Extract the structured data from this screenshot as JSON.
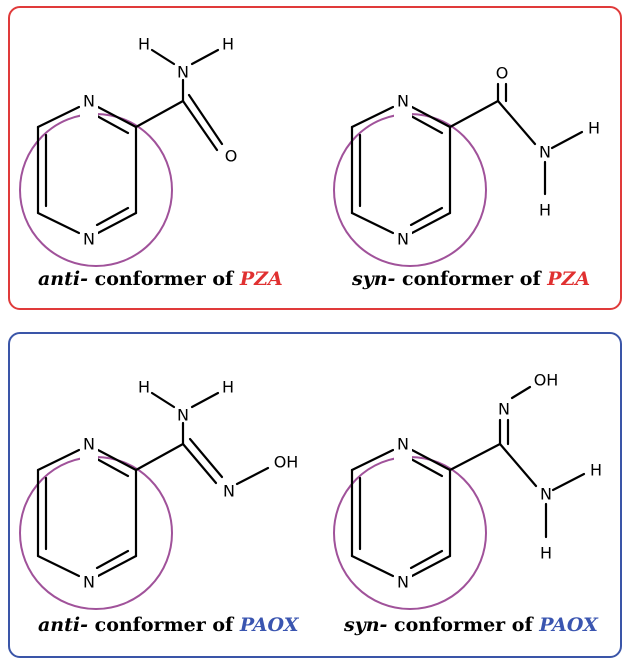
{
  "colors": {
    "top_panel_border": "#e03a3a",
    "bottom_panel_border": "#3a55a8",
    "ring_circle": "#a0529a",
    "pza_accent": "#e03030",
    "paox_accent": "#3a55b0",
    "bond": "#000000"
  },
  "structures": [
    {
      "id": "anti-pza",
      "caption": {
        "prefix": "anti-",
        "middle": " conformer of ",
        "acronym": "PZA"
      },
      "atoms": {
        "ring_n1": "N",
        "ring_n2": "N",
        "amide_n": "N",
        "h1": "H",
        "h2": "H",
        "o": "O"
      }
    },
    {
      "id": "syn-pza",
      "caption": {
        "prefix": "syn-",
        "middle": " conformer of ",
        "acronym": "PZA"
      },
      "atoms": {
        "ring_n1": "N",
        "ring_n2": "N",
        "amide_n": "N",
        "h1": "H",
        "h2": "H",
        "o": "O"
      }
    },
    {
      "id": "anti-paox",
      "caption": {
        "prefix": "anti-",
        "middle": " conformer of ",
        "acronym": "PAOX"
      },
      "atoms": {
        "ring_n1": "N",
        "ring_n2": "N",
        "amine_n": "N",
        "h1": "H",
        "h2": "H",
        "oxime_n": "N",
        "oh": "OH"
      }
    },
    {
      "id": "syn-paox",
      "caption": {
        "prefix": "syn-",
        "middle": " conformer of ",
        "acronym": "PAOX"
      },
      "atoms": {
        "ring_n1": "N",
        "ring_n2": "N",
        "amine_n": "N",
        "h1": "H",
        "h2": "H",
        "oxime_n": "N",
        "oh": "OH"
      }
    }
  ]
}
# # # #
* Problem *
Return each line from the material above exactly, but not the pictures.

* Exercise answer *
Extract the structured data from this screenshot as JSON.
{
  "colors": {
    "top_panel_border": "#e03a3a",
    "bottom_panel_border": "#3a55a8",
    "ring_circle": "#a0529a",
    "pza_accent": "#e03030",
    "paox_accent": "#3a55b0",
    "bond": "#000000"
  },
  "structures": [
    {
      "id": "anti-pza",
      "caption": {
        "prefix": "anti-",
        "middle": " conformer of ",
        "acronym": "PZA"
      },
      "atoms": {
        "ring_n1": "N",
        "ring_n2": "N",
        "amide_n": "N",
        "h1": "H",
        "h2": "H",
        "o": "O"
      }
    },
    {
      "id": "syn-pza",
      "caption": {
        "prefix": "syn-",
        "middle": " conformer of ",
        "acronym": "PZA"
      },
      "atoms": {
        "ring_n1": "N",
        "ring_n2": "N",
        "amide_n": "N",
        "h1": "H",
        "h2": "H",
        "o": "O"
      }
    },
    {
      "id": "anti-paox",
      "caption": {
        "prefix": "anti-",
        "middle": " conformer of ",
        "acronym": "PAOX"
      },
      "atoms": {
        "ring_n1": "N",
        "ring_n2": "N",
        "amine_n": "N",
        "h1": "H",
        "h2": "H",
        "oxime_n": "N",
        "oh": "OH"
      }
    },
    {
      "id": "syn-paox",
      "caption": {
        "prefix": "syn-",
        "middle": " conformer of ",
        "acronym": "PAOX"
      },
      "atoms": {
        "ring_n1": "N",
        "ring_n2": "N",
        "amine_n": "N",
        "h1": "H",
        "h2": "H",
        "oxime_n": "N",
        "oh": "OH"
      }
    }
  ]
}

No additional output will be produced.